══ Record list ══
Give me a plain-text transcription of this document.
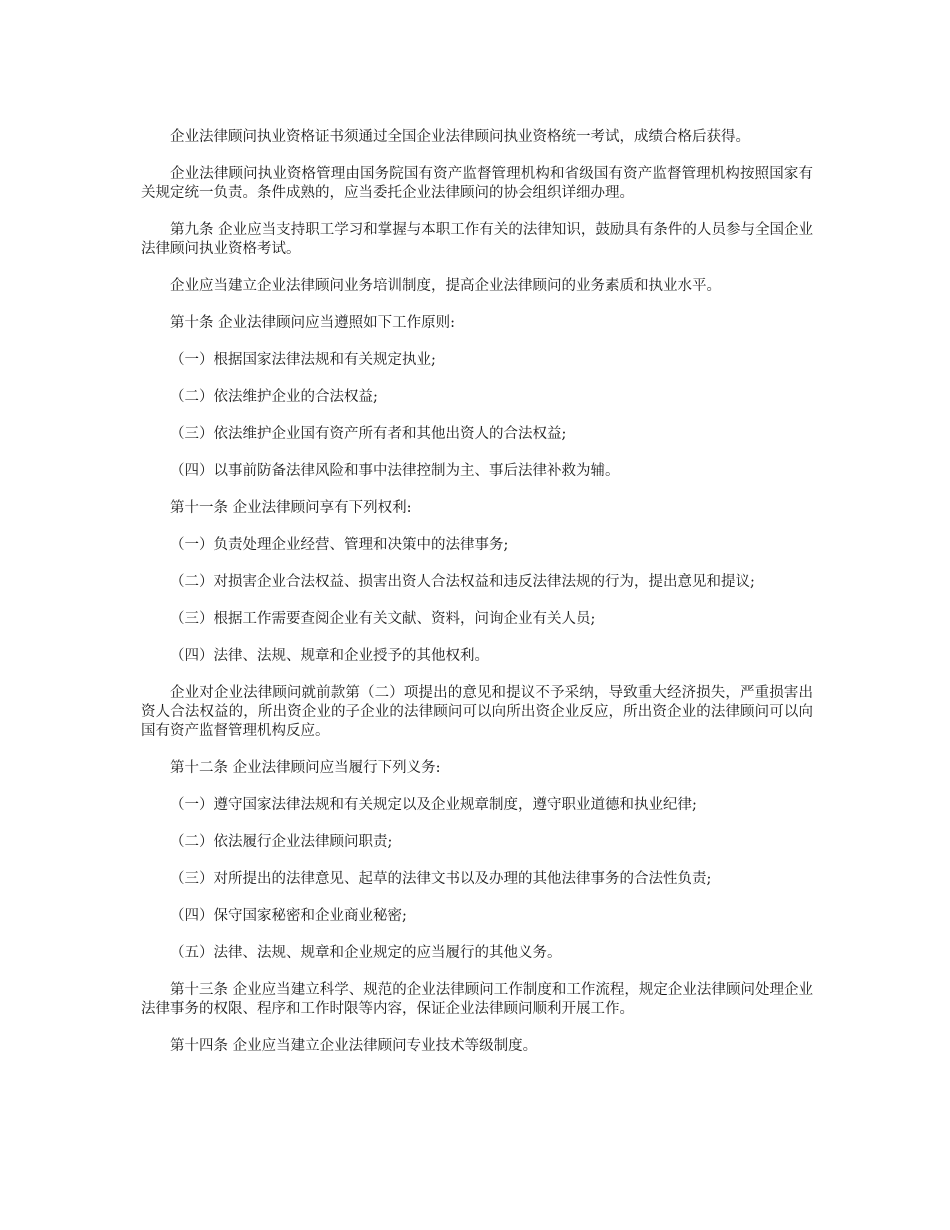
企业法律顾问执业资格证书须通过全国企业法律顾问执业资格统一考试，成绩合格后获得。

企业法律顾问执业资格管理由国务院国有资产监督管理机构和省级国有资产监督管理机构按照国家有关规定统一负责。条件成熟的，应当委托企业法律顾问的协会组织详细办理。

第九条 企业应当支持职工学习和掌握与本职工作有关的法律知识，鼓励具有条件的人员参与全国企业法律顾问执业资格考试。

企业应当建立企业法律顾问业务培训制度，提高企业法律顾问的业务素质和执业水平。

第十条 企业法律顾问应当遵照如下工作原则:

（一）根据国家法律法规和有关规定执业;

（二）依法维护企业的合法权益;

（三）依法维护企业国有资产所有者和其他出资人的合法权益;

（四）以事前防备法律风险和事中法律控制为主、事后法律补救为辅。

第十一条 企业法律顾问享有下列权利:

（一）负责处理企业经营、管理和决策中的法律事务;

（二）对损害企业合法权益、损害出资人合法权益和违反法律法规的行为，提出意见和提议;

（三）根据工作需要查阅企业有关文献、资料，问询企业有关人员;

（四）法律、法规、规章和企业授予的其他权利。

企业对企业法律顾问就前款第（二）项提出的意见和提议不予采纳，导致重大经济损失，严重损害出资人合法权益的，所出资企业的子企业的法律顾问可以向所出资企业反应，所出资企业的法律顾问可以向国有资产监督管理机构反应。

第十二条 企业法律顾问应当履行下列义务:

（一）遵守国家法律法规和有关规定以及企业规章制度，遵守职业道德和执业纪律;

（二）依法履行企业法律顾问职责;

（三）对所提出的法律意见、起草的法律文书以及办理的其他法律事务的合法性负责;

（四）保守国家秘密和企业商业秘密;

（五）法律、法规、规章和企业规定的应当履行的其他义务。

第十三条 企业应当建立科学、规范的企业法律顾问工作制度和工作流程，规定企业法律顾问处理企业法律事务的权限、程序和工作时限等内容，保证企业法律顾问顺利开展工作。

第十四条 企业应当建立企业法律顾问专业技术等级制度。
═══
══ Record list ══
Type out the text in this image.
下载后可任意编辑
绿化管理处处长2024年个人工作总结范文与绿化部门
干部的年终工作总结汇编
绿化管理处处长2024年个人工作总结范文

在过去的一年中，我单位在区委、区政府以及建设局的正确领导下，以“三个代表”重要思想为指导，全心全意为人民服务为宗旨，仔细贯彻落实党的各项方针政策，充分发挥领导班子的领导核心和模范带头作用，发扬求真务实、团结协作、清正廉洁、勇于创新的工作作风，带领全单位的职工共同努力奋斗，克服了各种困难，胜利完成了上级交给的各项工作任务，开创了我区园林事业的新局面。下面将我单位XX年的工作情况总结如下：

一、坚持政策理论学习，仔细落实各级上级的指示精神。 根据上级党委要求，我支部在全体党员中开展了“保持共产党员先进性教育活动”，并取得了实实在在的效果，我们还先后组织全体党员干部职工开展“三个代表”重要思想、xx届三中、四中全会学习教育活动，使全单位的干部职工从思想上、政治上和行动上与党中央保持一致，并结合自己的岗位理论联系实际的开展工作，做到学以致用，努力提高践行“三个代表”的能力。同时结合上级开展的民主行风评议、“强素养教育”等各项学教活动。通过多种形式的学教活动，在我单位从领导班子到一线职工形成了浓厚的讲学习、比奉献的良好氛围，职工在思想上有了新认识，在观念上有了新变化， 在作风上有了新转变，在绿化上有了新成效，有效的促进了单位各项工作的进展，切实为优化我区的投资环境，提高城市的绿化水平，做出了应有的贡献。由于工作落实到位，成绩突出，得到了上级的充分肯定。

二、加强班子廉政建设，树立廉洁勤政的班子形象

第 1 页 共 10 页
═══
# Problem requirements:
Show the lines of the records that contain the word "this".

# Task answer:
Give me a plain-text transcription of this document.
Type out the text in this image.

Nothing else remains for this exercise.